#### Information provided

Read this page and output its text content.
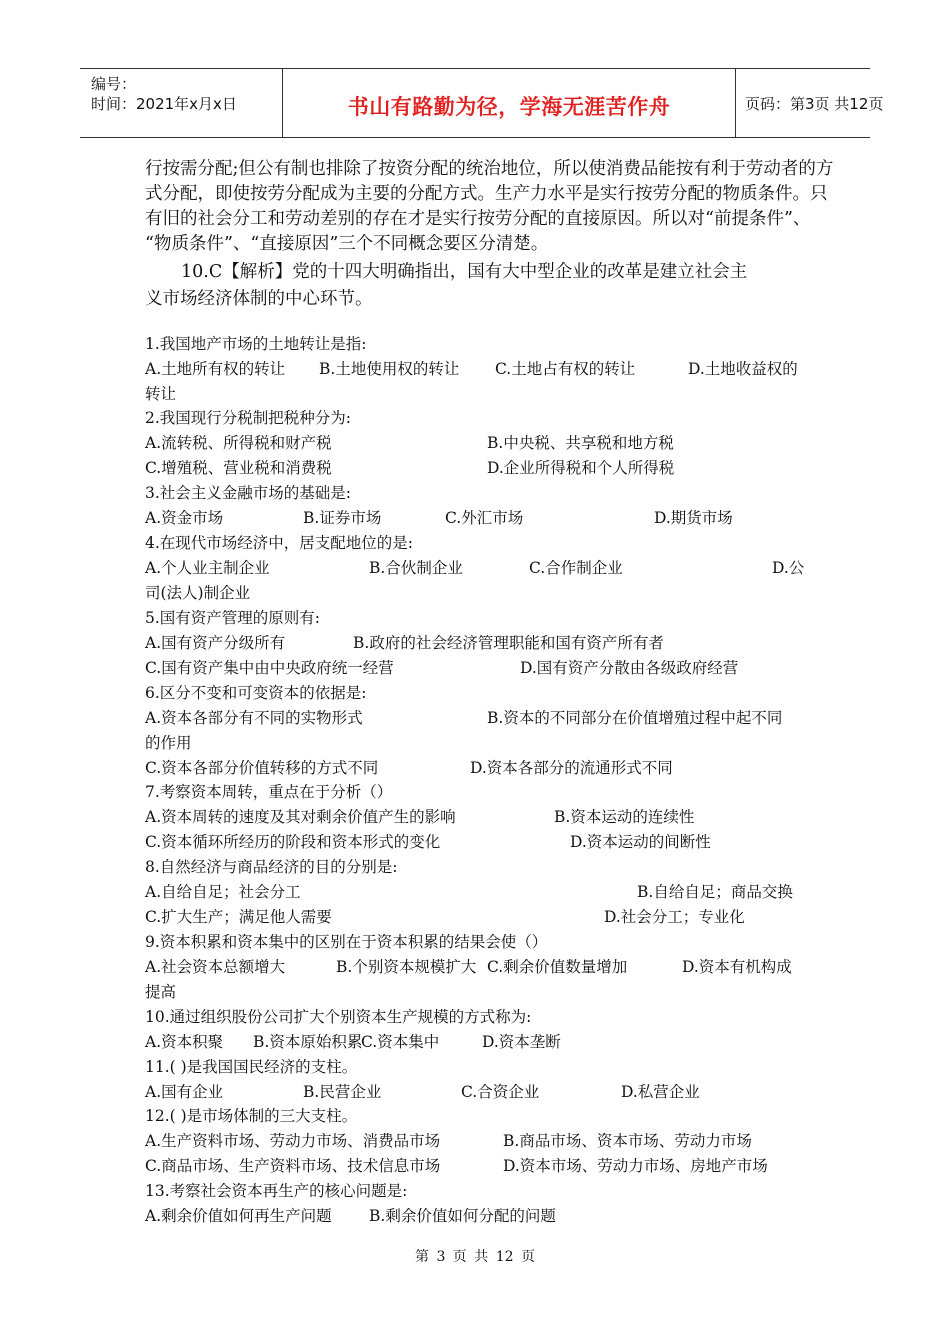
编号：
时间：2021年x月x日	书山有路勤为径，学海无涯苦作舟	页码：第3页 共12页
行按需分配;但公有制也排除了按资分配的统治地位，所以使消费品能按有利于劳动者的方
式分配，即使按劳分配成为主要的分配方式。生产力水平是实行按劳分配的物质条件。只
有旧的社会分工和劳动差别的存在才是实行按劳分配的直接原因。所以对“前提条件”、
“物质条件”、“直接原因”三个不同概念要区分清楚。
10.C【解析】党的十四大明确指出，国有大中型企业的改革是建立社会主
义市场经济体制的中心环节。
1.我国地产市场的土地转让是指:
A.土地所有权的转让 B.土地使用权的转让 C.土地占有权的转让	D.土地收益权的
转让
2.我国现行分税制把税种分为:
A.流转税、所得税和财产税	B.中央税、共享税和地方税
C.增殖税、营业税和消费税	D.企业所得税和个人所得税
3.社会主义金融市场的基础是:
A.资金市场	B.证券市场	C.外汇市场	D.期货市场
4.在现代市场经济中，居支配地位的是:
A.个人业主制企业	B.合伙制企业	C.合作制企业	D.公
司(法人)制企业
5.国有资产管理的原则有:
A.国有资产分级所有	B.政府的社会经济管理职能和国有资产所有者
C.国有资产集中由中央政府统一经营	D.国有资产分散由各级政府经营
6.区分不变和可变资本的依据是:
A.资本各部分有不同的实物形式	B.资本的不同部分在价值增殖过程中起不同
的作用
C.资本各部分价值转移的方式不同	D.资本各部分的流通形式不同
7.考察资本周转，重点在于分析（）
A.资本周转的速度及其对剩余价值产生的影响	B.资本运动的连续性
C.资本循环所经历的阶段和资本形式的变化	D.资本运动的间断性
8.自然经济与商品经济的目的分别是:
A.自给自足；社会分工	B.自给自足；商品交换
C.扩大生产；满足他人需要	D.社会分工；专业化
9.资本积累和资本集中的区别在于资本积累的结果会使（）
A.社会资本总额增大	B.个别资本规模扩大 C.剩余价值数量增加	D.资本有机构成
提高
10.通过组织股份公司扩大个别资本生产规模的方式称为:
A.资本积聚 B.资本原始积累
C.资本集中	D.资本垄断
11.( )是我国国民经济的支柱。
A.国有企业	B.民营企业	C.合资企业	D.私营企业
12.( )是市场体制的三大支柱。
A.生产资料市场、劳动力市场、消费品市场	B.商品市场、资本市场、劳动力市场
C.商品市场、生产资料市场、技术信息市场	D.资本市场、劳动力市场、房地产市场
13.考察社会资本再生产的核心问题是:
A.剩余价值如何再生产问题 B.剩余价值如何分配的问题
第 3 页 共 12 页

########

■ Task statement:
Your answer should be a single number: the count of lines in these records that hold the string "劳动力市场".

■ Answer to the task:
2